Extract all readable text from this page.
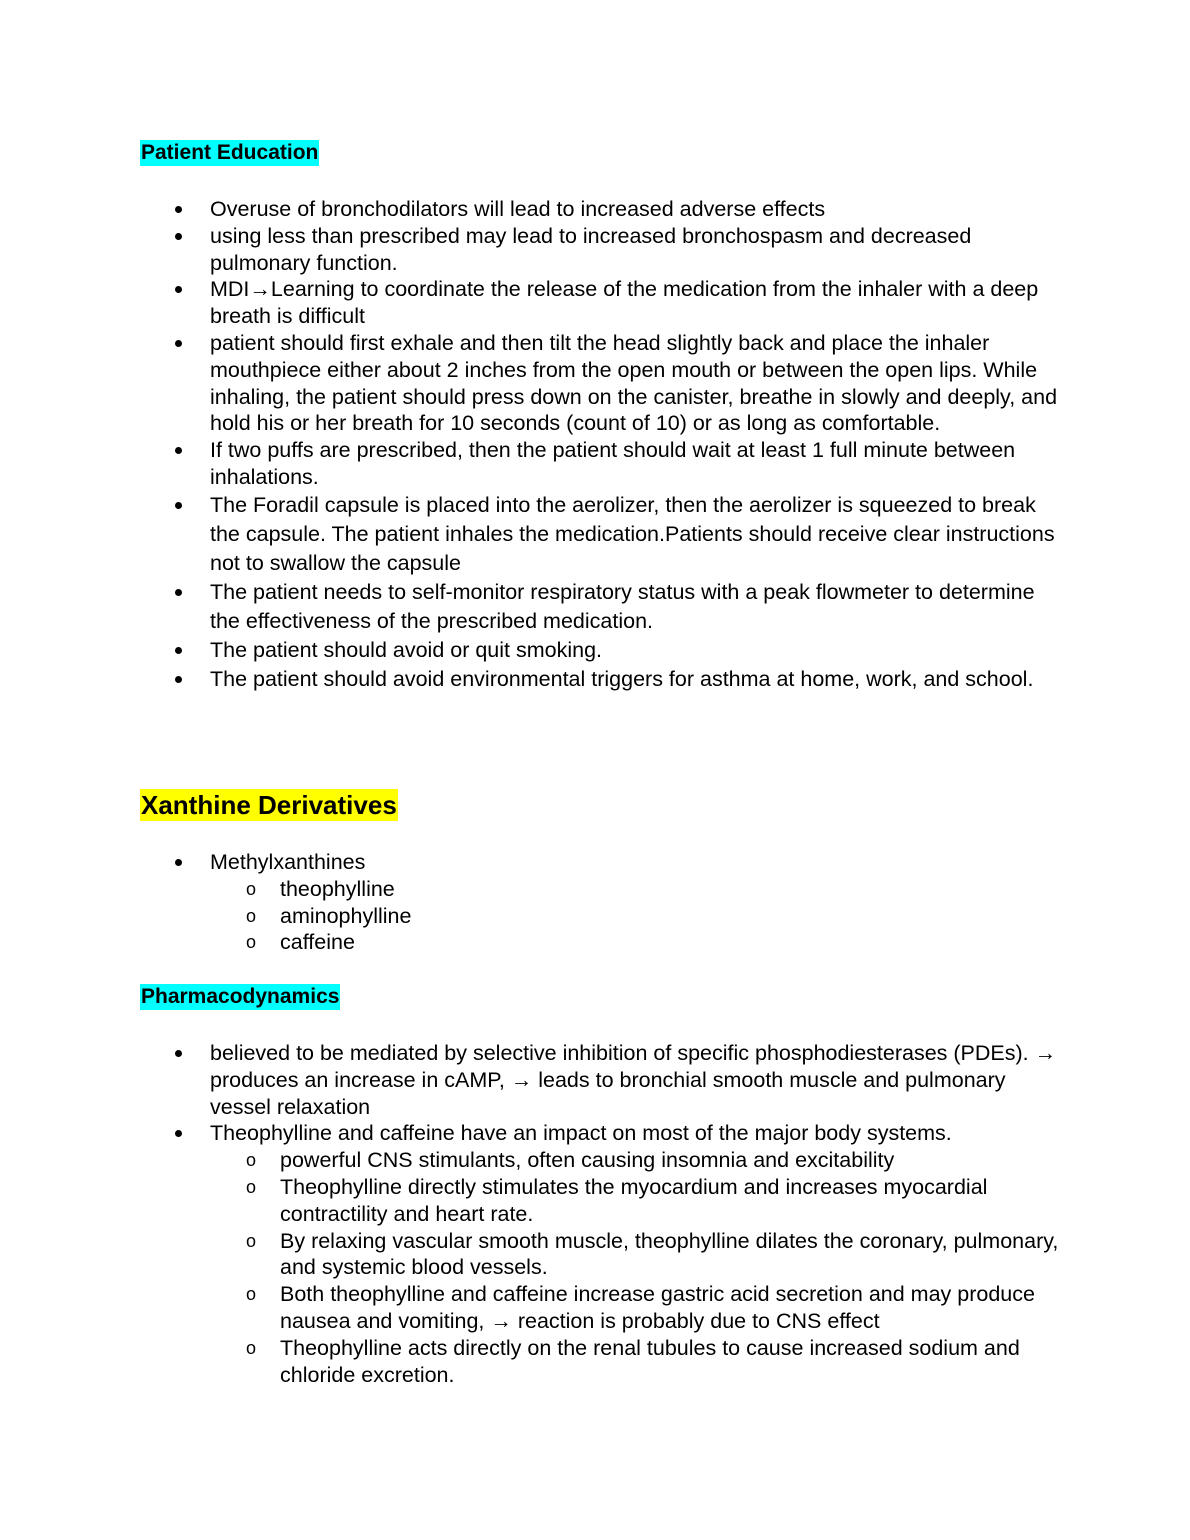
Patient Education
Overuse of bronchodilators will lead to increased adverse effects
using less than prescribed may lead to increased bronchospasm and decreased pulmonary function.
MDI→Learning to coordinate the release of the medication from the inhaler with a deep breath is difficult
patient should first exhale and then tilt the head slightly back and place the inhaler mouthpiece either about 2 inches from the open mouth or between the open lips. While inhaling, the patient should press down on the canister, breathe in slowly and deeply, and hold his or her breath for 10 seconds (count of 10) or as long as comfortable.
If two puffs are prescribed, then the patient should wait at least 1 full minute between inhalations.
The Foradil capsule is placed into the aerolizer, then the aerolizer is squeezed to break the capsule. The patient inhales the medication.Patients should receive clear instructions not to swallow the capsule
The patient needs to self-monitor respiratory status with a peak flowmeter to determine the effectiveness of the prescribed medication.
The patient should avoid or quit smoking.
The patient should avoid environmental triggers for asthma at home, work, and school.
Xanthine Derivatives
Methylxanthines
o theophylline
o aminophylline
o caffeine
Pharmacodynamics
believed to be mediated by selective inhibition of specific phosphodiesterases (PDEs). → produces an increase in cAMP, → leads to bronchial smooth muscle and pulmonary vessel relaxation
Theophylline and caffeine have an impact on most of the major body systems.
o powerful CNS stimulants, often causing insomnia and excitability
o Theophylline directly stimulates the myocardium and increases myocardial contractility and heart rate.
o By relaxing vascular smooth muscle, theophylline dilates the coronary, pulmonary, and systemic blood vessels.
o Both theophylline and caffeine increase gastric acid secretion and may produce nausea and vomiting, → reaction is probably due to CNS effect
o Theophylline acts directly on the renal tubules to cause increased sodium and chloride excretion.
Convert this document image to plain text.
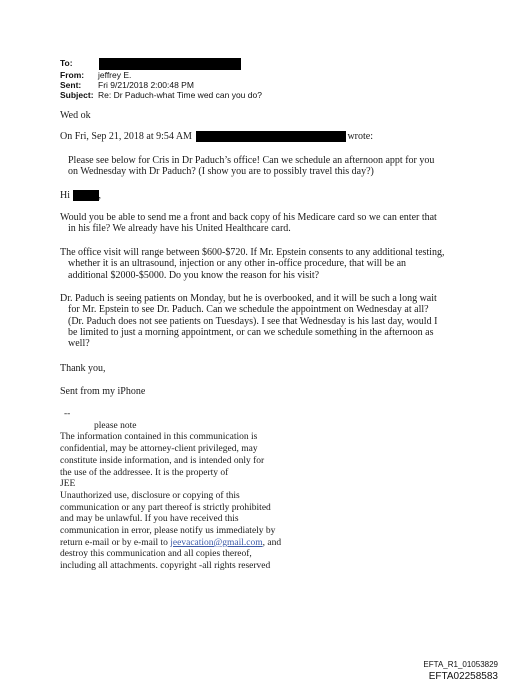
To:
From: jeffrey E.
Sent: Fri 9/21/2018 2:00:48 PM
Subject: Re: Dr Paduch-what Time wed can you do?
Wed ok
On Fri, Sep 21, 2018 at 9:54 AM	wrote:

Please see below for Cris in Dr Paduch’s office! Can we schedule an afternoon appt for you

on Wednesday with Dr Paduch? (I show you are to possibly travel this day?)

Hi	,

Would you be able to send me a front and back copy of his Medicare card so we can enter that

in his file? We already have his United Healthcare card.

The office visit will range between $600-$720. If Mr. Epstein consents to any additional testing,

whether it is an ultrasound, injection or any other in-office procedure, that will be an

additional $2000-$5000. Do you know the reason for his visit?

Dr. Paduch is seeing patients on Monday, but he is overbooked, and it will be such a long wait

for Mr. Epstein to see Dr. Paduch. Can we schedule the appointment on Wednesday at all?

(Dr. Paduch does not see patients on Tuesdays). I see that Wednesday is his last day, would I

be limited to just a morning appointment, or can we schedule something in the afternoon as

well?

Thank you,
Sent from my iPhone

--

please note

The information contained in this communication is

confidential, may be attorney-client privileged, may

constitute inside information, and is intended only for

the use of the addressee. It is the property of

JEE

Unauthorized use, disclosure or copying of this

communication or any part thereof is strictly prohibited

and may be unlawful. If you have received this

communication in error, please notify us immediately by

return e-mail or by e-mail to jeevacation@gmail.com, and

destroy this communication and all copies thereof,

including all attachments. copyright -all rights reserved

EFTA_R1_01053829
EFTA02258583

+--

**PROBLEM STATEMENT**. The answer needed is a single number: how many lines in the records above hold the string "will". Please write nothing else.

**YOUR RESPONSE**. 4